__Exercise__.
For the word "gesunde", state how many lines below contain it. Give no other text.

[Records — start]

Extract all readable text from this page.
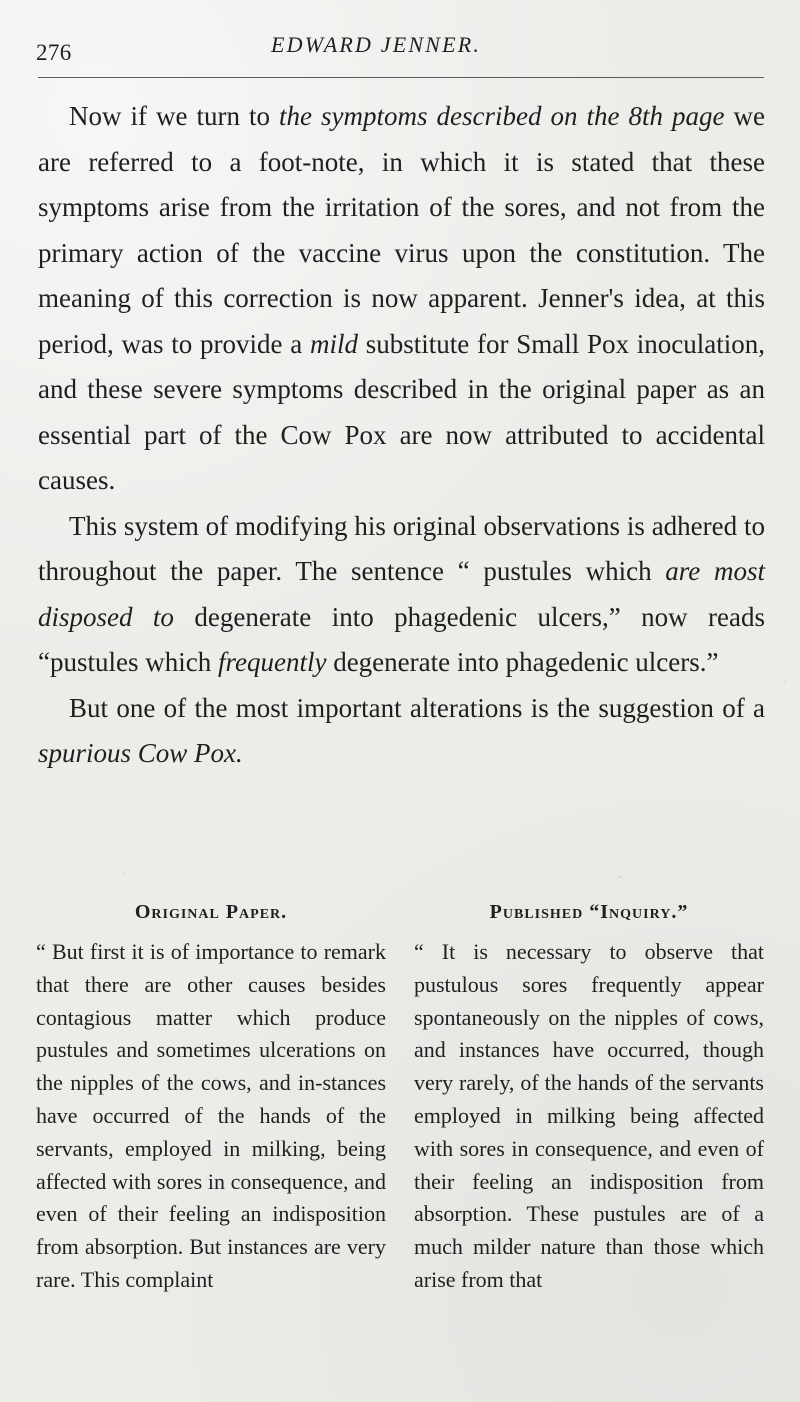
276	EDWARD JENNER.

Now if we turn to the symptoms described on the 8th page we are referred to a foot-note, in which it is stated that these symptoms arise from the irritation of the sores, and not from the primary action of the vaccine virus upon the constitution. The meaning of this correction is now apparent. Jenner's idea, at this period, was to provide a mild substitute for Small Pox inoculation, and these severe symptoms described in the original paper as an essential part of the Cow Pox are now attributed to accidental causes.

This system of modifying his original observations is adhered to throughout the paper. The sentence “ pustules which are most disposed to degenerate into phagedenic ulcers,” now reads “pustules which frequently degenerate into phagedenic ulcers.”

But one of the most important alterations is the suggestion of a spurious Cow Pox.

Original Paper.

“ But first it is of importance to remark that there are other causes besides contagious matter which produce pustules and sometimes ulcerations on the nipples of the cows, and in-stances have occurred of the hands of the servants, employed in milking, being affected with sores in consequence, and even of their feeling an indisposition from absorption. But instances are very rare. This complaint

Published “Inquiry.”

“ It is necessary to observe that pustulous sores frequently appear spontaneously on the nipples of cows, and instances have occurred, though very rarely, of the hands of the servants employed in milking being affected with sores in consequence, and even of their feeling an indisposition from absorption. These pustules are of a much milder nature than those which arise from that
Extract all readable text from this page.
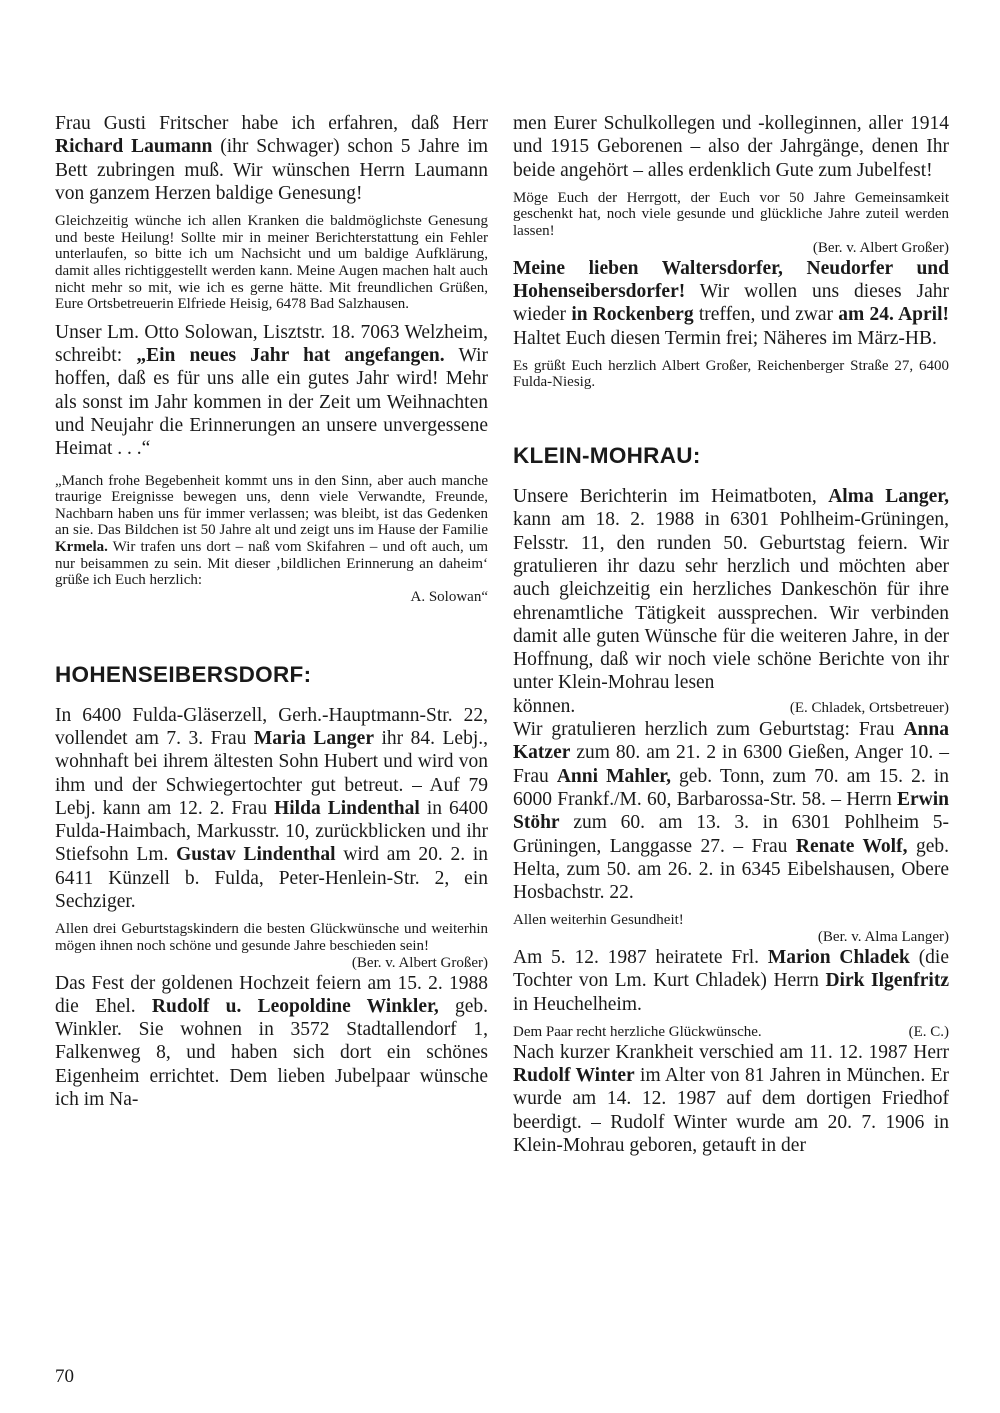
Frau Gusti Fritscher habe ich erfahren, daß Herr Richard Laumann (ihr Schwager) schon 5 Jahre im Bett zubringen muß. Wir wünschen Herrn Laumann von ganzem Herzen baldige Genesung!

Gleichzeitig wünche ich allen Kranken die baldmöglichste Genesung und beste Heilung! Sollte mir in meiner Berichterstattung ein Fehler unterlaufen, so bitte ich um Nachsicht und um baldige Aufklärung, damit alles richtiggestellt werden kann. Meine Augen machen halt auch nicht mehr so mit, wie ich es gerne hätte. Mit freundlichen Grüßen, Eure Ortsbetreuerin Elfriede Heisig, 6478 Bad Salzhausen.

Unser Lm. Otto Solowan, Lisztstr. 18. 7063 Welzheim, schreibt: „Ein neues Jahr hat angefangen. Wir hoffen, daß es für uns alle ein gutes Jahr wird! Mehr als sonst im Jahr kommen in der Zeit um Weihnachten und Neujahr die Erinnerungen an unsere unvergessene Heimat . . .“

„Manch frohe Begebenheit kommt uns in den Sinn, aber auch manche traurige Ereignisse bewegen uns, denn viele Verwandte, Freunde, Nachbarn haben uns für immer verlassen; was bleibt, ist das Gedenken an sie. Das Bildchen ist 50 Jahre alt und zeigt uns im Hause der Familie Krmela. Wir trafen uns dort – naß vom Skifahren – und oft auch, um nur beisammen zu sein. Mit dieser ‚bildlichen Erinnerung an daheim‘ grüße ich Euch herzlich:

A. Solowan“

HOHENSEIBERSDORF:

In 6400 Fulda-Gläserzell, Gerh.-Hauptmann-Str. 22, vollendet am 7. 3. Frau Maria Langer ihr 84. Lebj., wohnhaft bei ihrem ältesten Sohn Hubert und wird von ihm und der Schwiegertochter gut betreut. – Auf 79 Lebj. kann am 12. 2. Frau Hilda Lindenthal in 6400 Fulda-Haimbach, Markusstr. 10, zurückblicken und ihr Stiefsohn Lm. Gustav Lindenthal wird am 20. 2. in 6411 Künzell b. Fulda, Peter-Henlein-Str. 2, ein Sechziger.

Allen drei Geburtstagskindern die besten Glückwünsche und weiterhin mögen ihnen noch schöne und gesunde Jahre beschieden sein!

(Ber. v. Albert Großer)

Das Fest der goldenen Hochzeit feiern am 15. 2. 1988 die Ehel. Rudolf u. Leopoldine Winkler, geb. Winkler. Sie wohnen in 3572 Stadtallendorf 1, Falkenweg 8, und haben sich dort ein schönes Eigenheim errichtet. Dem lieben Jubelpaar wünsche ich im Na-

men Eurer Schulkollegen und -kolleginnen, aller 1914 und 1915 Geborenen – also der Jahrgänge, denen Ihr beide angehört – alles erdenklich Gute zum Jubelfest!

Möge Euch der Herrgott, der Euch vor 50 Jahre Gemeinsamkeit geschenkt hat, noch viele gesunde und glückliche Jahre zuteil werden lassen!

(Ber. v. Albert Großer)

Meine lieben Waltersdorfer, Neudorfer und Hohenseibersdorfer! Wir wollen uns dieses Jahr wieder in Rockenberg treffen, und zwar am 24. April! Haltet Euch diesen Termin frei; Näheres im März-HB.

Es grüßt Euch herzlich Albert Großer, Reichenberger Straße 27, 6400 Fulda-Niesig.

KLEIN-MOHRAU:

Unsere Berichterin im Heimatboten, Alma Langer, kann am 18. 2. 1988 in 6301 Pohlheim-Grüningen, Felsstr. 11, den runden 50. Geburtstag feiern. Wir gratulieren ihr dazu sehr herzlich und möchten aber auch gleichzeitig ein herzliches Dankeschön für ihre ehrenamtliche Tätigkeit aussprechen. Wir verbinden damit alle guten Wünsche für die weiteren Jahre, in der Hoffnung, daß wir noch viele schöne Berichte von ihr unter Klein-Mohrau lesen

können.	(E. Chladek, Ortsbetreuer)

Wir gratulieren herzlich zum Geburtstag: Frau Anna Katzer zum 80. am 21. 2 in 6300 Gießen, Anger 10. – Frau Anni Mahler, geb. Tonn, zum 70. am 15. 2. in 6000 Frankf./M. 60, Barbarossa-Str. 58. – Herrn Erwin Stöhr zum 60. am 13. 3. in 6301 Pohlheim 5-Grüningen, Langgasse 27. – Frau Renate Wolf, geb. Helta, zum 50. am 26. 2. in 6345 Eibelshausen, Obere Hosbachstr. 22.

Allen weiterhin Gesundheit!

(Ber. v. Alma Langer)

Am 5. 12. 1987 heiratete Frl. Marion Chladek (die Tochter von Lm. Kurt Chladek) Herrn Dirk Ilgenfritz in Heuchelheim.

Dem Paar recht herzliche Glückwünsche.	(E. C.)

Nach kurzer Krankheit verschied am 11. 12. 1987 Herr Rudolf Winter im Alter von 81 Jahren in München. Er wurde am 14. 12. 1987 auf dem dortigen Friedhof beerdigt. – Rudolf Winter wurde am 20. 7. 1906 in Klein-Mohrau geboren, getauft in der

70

[Records — finish]
[Records — start]

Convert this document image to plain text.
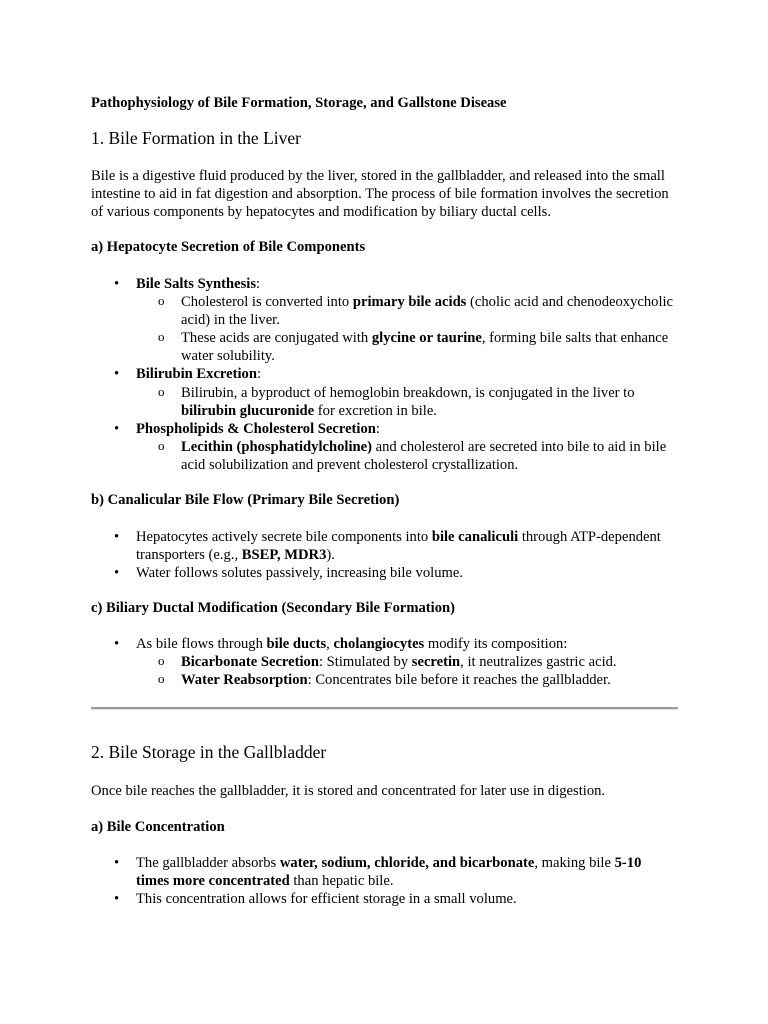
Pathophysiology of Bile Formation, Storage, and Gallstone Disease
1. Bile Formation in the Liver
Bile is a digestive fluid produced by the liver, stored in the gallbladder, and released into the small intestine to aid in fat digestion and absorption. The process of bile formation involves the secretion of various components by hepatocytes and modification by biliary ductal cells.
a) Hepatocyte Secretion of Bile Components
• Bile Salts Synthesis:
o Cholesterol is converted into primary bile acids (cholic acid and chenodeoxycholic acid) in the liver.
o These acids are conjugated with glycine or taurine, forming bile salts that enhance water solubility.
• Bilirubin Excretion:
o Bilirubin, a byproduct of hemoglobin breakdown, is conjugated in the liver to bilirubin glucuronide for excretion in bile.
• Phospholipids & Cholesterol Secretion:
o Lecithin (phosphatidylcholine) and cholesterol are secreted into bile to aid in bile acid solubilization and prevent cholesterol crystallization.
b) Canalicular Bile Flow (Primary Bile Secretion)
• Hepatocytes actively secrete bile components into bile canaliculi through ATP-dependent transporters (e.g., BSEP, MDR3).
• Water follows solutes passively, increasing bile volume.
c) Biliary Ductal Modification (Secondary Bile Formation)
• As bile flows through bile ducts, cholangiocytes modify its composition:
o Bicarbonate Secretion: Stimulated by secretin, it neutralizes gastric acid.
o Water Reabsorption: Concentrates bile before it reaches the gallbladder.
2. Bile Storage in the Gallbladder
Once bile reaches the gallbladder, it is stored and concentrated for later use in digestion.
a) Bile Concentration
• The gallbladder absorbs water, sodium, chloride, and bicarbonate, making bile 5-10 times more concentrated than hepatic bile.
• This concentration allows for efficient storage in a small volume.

[Records — finish]

__Output below__.
2